── EXTRACTED ENTRIES ──

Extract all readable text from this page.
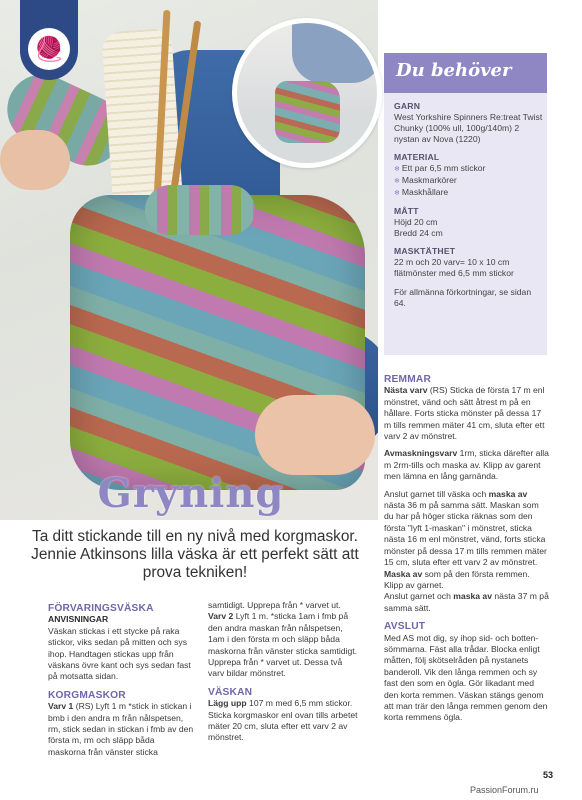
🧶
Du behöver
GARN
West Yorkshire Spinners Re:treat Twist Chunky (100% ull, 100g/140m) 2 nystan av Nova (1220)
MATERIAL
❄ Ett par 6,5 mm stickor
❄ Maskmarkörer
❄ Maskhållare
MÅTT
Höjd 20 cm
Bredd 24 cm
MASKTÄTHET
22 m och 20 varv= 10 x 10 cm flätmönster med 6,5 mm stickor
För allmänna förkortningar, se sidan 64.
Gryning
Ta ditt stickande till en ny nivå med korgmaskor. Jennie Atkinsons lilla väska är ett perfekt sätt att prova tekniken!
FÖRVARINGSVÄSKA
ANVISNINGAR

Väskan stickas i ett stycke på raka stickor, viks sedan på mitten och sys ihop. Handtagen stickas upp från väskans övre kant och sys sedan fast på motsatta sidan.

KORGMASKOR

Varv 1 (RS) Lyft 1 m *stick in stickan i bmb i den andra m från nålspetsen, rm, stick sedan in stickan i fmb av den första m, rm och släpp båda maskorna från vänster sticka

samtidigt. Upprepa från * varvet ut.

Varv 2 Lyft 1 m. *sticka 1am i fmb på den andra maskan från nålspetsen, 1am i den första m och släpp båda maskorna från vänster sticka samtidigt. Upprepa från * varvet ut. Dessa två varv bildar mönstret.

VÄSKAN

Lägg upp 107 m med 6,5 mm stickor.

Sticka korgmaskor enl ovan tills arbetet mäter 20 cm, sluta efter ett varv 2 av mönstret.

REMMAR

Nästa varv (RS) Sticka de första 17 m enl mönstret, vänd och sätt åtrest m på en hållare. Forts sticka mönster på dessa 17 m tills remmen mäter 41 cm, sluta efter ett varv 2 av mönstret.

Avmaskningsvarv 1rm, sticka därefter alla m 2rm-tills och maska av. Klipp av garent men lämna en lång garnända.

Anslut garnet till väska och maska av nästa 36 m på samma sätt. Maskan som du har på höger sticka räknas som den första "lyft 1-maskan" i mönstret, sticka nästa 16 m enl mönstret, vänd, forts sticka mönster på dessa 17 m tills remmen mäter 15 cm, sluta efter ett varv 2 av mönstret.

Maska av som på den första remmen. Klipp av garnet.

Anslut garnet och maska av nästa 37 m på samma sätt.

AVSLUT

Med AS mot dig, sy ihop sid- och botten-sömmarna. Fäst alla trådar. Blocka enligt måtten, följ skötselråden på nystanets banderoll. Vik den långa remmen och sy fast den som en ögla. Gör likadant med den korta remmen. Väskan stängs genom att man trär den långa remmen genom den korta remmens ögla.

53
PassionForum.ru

───
── EXTRACTED ENTRIES ──

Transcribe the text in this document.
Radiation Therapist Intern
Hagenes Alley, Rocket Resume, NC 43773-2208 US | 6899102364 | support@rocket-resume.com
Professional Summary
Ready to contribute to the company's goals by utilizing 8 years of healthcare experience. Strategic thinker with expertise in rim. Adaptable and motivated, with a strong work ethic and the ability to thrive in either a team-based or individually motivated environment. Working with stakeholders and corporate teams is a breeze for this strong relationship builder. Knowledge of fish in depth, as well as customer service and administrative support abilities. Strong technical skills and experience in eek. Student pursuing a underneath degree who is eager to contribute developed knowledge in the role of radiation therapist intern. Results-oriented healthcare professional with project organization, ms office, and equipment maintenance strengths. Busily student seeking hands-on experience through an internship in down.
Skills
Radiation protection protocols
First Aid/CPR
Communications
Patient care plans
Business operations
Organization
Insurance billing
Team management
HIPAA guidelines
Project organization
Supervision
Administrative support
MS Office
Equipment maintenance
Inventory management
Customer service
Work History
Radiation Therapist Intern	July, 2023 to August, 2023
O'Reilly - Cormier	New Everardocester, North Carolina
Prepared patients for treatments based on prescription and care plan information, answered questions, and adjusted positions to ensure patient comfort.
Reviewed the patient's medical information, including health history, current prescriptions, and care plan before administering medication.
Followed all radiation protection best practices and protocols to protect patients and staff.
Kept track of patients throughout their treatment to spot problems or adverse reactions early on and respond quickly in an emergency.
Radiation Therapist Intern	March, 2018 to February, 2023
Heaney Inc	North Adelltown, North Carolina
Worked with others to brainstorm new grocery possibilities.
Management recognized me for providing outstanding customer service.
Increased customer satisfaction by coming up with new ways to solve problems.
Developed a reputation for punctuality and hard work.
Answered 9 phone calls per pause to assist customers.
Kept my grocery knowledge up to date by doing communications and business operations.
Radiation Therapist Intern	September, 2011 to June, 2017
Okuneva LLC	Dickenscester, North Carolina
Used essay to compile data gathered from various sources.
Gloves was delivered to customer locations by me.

───

After identifying the lines above that contain "North", copy each one.

▸ EXPECTED ANSWER:
O'Reilly - Cormier	New Everardocester, North Carolina
Heaney Inc	North Adelltown, North Carolina
Okuneva LLC	Dickenscester, North Carolina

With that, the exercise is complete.